### WHAT THIS TASK INVOLVES
Give only the number of lines in the data that include the string "Mullens".

### MATERIAL FOR THE TASK

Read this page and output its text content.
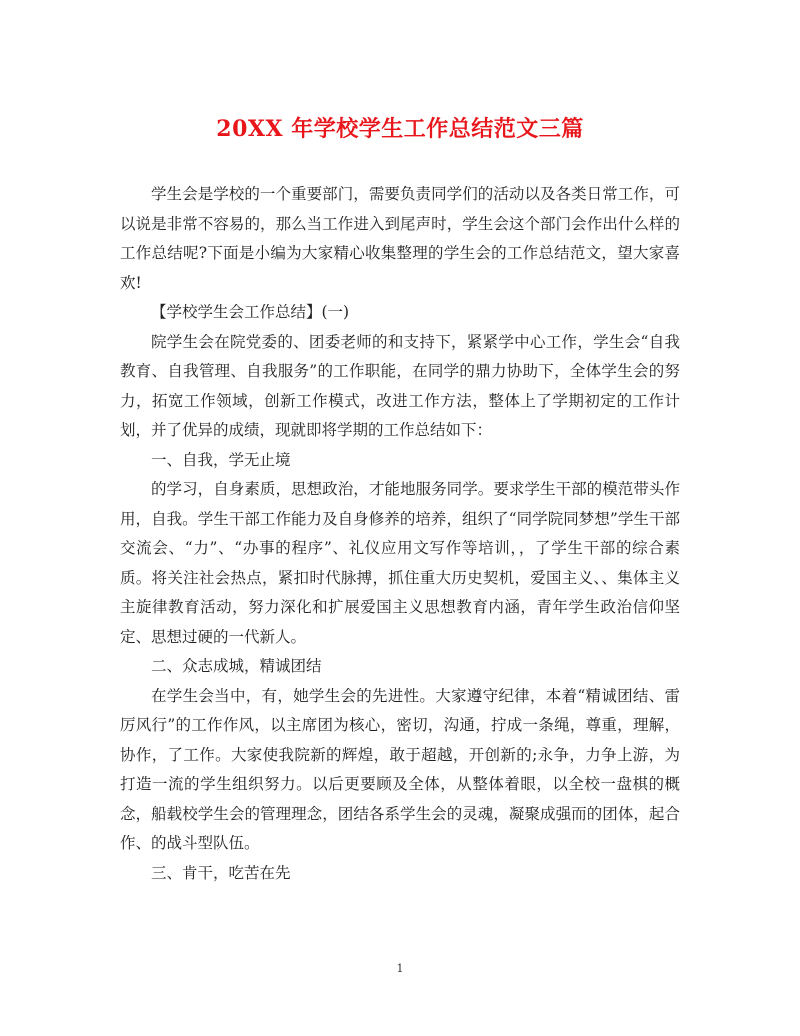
20XX 年学校学生工作总结范文三篇

学生会是学校的一个重要部门，需要负责同学们的活动以及各类日常工作，可以说是非常不容易的，那么当工作进入到尾声时，学生会这个部门会作出什么样的工作总结呢?下面是小编为大家精心收集整理的学生会的工作总结范文，望大家喜欢!

【学校学生会工作总结】(一)

院学生会在院党委的、团委老师的和支持下，紧紧学中心工作，学生会“自我教育、自我管理、自我服务”的工作职能，在同学的鼎力协助下，全体学生会的努力，拓宽工作领域，创新工作模式，改进工作方法，整体上了学期初定的工作计划，并了优异的成绩，现就即将学期的工作总结如下：

一、自我，学无止境

的学习，自身素质，思想政治，才能地服务同学。要求学生干部的模范带头作用，自我。学生干部工作能力及自身修养的培养，组织了“同学院同梦想”学生干部交流会、“力”、“办事的程序”、礼仪应用文写作等培训，，了学生干部的综合素质。将关注社会热点，紧扣时代脉搏，抓住重大历史契机，爱国主义、、集体主义主旋律教育活动，努力深化和扩展爱国主义思想教育内涵，青年学生政治信仰坚定、思想过硬的一代新人。

二、众志成城，精诚团结

在学生会当中，有，她学生会的先进性。大家遵守纪律，本着“精诚团结、雷厉风行”的工作作风，以主席团为核心，密切，沟通，拧成一条绳，尊重，理解，协作，了工作。大家使我院新的辉煌，敢于超越，开创新的;永争，力争上游，为打造一流的学生组织努力。以后更要顾及全体，从整体着眼，以全校一盘棋的概念，船载校学生会的管理理念，团结各系学生会的灵魂，凝聚成强而的团体，起合作、的战斗型队伍。

三、肯干，吃苦在先

1
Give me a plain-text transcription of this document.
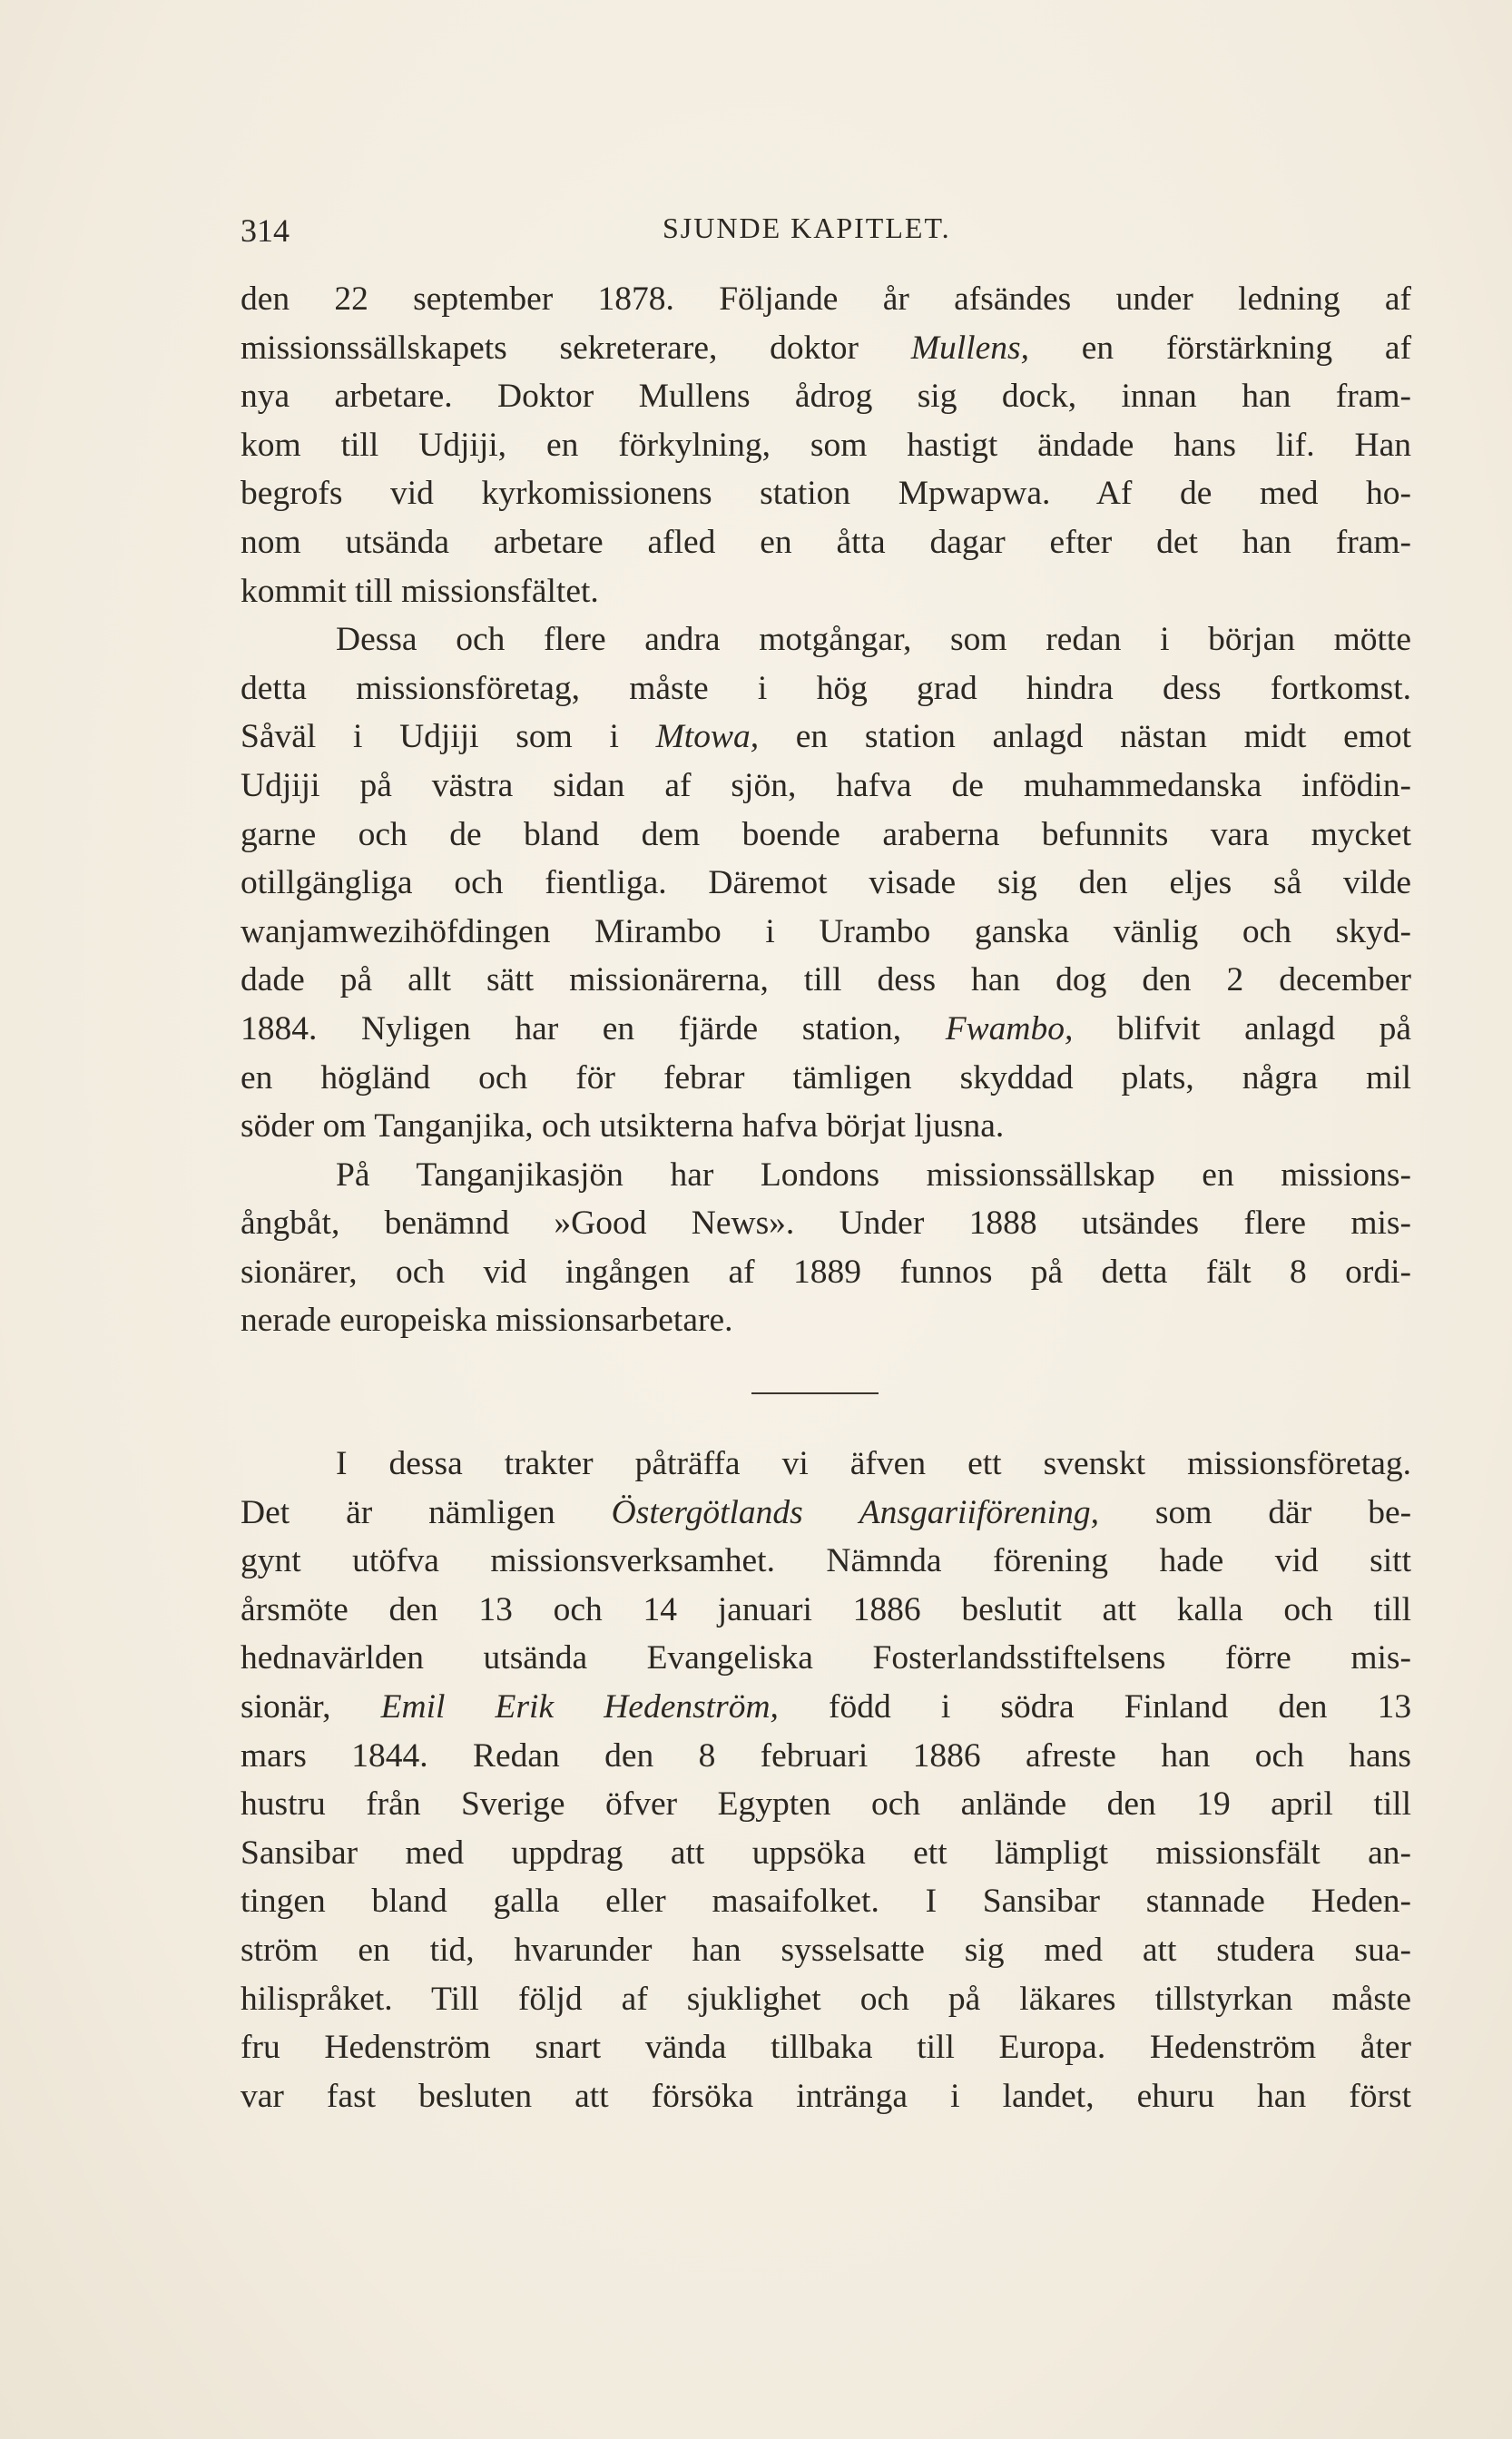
314	SJUNDE KAPITLET.
den 22 september 1878. Följande år afsändes under ledning af
missionssällskapets sekreterare, doktor Mullens, en förstärkning af
nya arbetare. Doktor Mullens ådrog sig dock, innan han fram-
kom till Udjiji, en förkylning, som hastigt ändade hans lif. Han
begrofs vid kyrkomissionens station Mpwapwa. Af de med ho-
nom utsända arbetare afled en åtta dagar efter det han fram-
kommit till missionsfältet.
Dessa och flere andra motgångar, som redan i början mötte
detta missionsföretag, måste i hög grad hindra dess fortkomst.
Såväl i Udjiji som i Mtowa, en station anlagd nästan midt emot
Udjiji på västra sidan af sjön, hafva de muhammedanska infödin-
garne och de bland dem boende araberna befunnits vara mycket
otillgängliga och fientliga. Däremot visade sig den eljes så vilde
wanjamwezihöfdingen Mirambo i Urambo ganska vänlig och skyd-
dade på allt sätt missionärerna, till dess han dog den 2 december
1884. Nyligen har en fjärde station, Fwambo, blifvit anlagd på
en högländ och för febrar tämligen skyddad plats, några mil
söder om Tanganjika, och utsikterna hafva börjat ljusna.
På Tanganjikasjön har Londons missionssällskap en missions-
ångbåt, benämnd »Good News». Under 1888 utsändes flere mis-
sionärer, och vid ingången af 1889 funnos på detta fält 8 ordi-
nerade europeiska missionsarbetare.
I dessa trakter påträffa vi äfven ett svenskt missionsföretag.
Det är nämligen Östergötlands Ansgariiförening, som där be-
gynt utöfva missionsverksamhet. Nämnda förening hade vid sitt
årsmöte den 13 och 14 januari 1886 beslutit att kalla och till
hednavärlden utsända Evangeliska Fosterlandsstiftelsens förre mis-
sionär, Emil Erik Hedenström, född i södra Finland den 13
mars 1844. Redan den 8 februari 1886 afreste han och hans
hustru från Sverige öfver Egypten och anlände den 19 april till
Sansibar med uppdrag att uppsöka ett lämpligt missionsfält an-
tingen bland galla eller masaifolket. I Sansibar stannade Heden-
ström en tid, hvarunder han sysselsatte sig med att studera sua-
hilispråket. Till följd af sjuklighet och på läkares tillstyrkan måste
fru Hedenström snart vända tillbaka till Europa. Hedenström åter
var fast besluten att försöka intränga i landet, ehuru han först
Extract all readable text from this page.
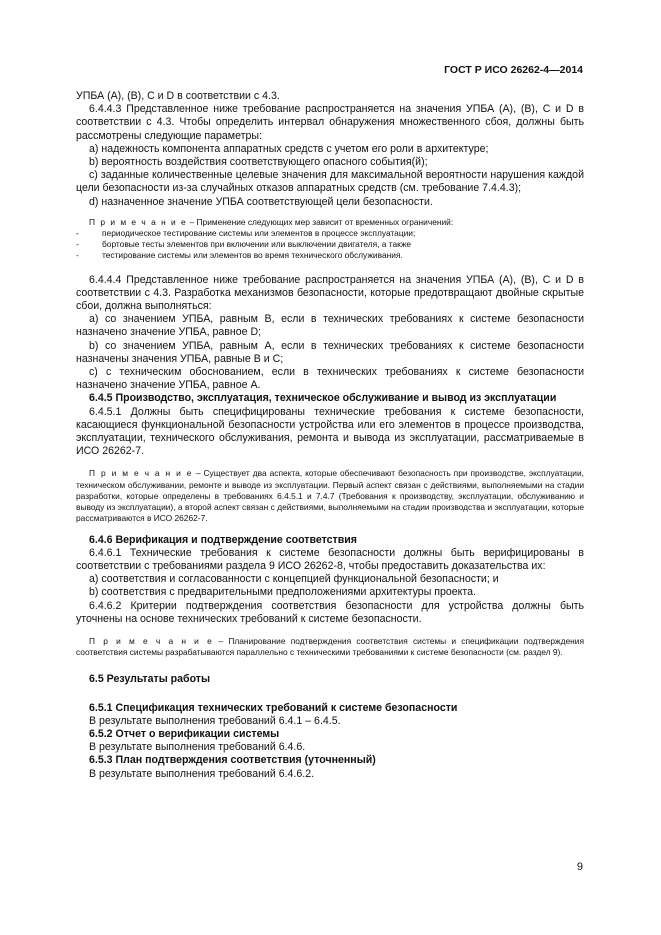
ГОСТ Р ИСО 26262-4—2014

УПБА (A), (B), C и D в соответствии с 4.3.

6.4.4.3 Представленное ниже требование распространяется на значения УПБА (A), (B), C и D в соответствии с 4.3. Чтобы определить интервал обнаружения множественного сбоя, должны быть рассмотрены следующие параметры:

а) надежность компонента аппаратных средств с учетом его роли в архитектуре;

b) вероятность воздействия соответствующего опасного события(й);

c) заданные количественные целевые значения для максимальной вероятности нарушения каждой цели безопасности из-за случайных отказов аппаратных средств (см. требование 7.4.4.3);

d) назначенное значение УПБА соответствующей цели безопасности.

П р и м е ч а н и е – Применение следующих мер зависит от временных ограничений:
- периодическое тестирование системы или элементов в процессе эксплуатации;
- бортовые тесты элементов при включении или выключении двигателя, а также
- тестирование системы или элементов во время технического обслуживания.

6.4.4.4 Представленное ниже требование распространяется на значения УПБА (A), (B), C и D в соответствии с 4.3. Разработка механизмов безопасности, которые предотвращают двойные скрытые сбои, должна выполняться:

а) со значением УПБА, равным B, если в технических требованиях к системе безопасности назначено значение УПБА, равное D;

b) со значением УПБА, равным A, если в технических требованиях к системе безопасности назначены значения УПБА, равные B и C;

c) с техническим обоснованием, если в технических требованиях к системе безопасности назначено значение УПБА, равное A.

6.4.5 Производство, эксплуатация, техническое обслуживание и вывод из эксплуатации

6.4.5.1 Должны быть специфицированы технические требования к системе безопасности, касающиеся функциональной безопасности устройства или его элементов в процессе производства, эксплуатации, технического обслуживания, ремонта и вывода из эксплуатации, рассматриваемые в ИСО 26262-7.

П р и м е ч а н и е – Существует два аспекта, которые обеспечивают безопасность при производстве, эксплуатации, техническом обслуживании, ремонте и выводе из эксплуатации. Первый аспект связан с действиями, выполняемыми на стадии разработки, которые определены в требованиях 6.4.5.1 и 7.4.7 (Требования к производству, эксплуатации, обслуживанию и выводу из эксплуатации), а второй аспект связан с действиями, выполняемыми на стадии производства и эксплуатации, которые рассматриваются в ИСО 26262-7.

6.4.6 Верификация и подтверждение соответствия

6.4.6.1 Технические требования к системе безопасности должны быть верифицированы в соответствии с требованиями раздела 9 ИСО 26262-8, чтобы предоставить доказательства их:

а) соответствия и согласованности с концепцией функциональной безопасности; и

b) соответствия с предварительными предположениями архитектуры проекта.

6.4.6.2 Критерии подтверждения соответствия безопасности для устройства должны быть уточнены на основе технических требований к системе безопасности.

П р и м е ч а н и е – Планирование подтверждения соответствия системы и спецификации подтверждения соответствия системы разрабатываются параллельно с техническими требованиями к системе безопасности (см. раздел 9).

6.5 Результаты работы

6.5.1 Спецификация технических требований к системе безопасности

В результате выполнения требований 6.4.1 – 6.4.5.

6.5.2 Отчет о верификации системы

В результате выполнения требований 6.4.6.

6.5.3 План подтверждения соответствия (уточненный)

В результате выполнения требований 6.4.6.2.

9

### SOLVED EXERCISE
2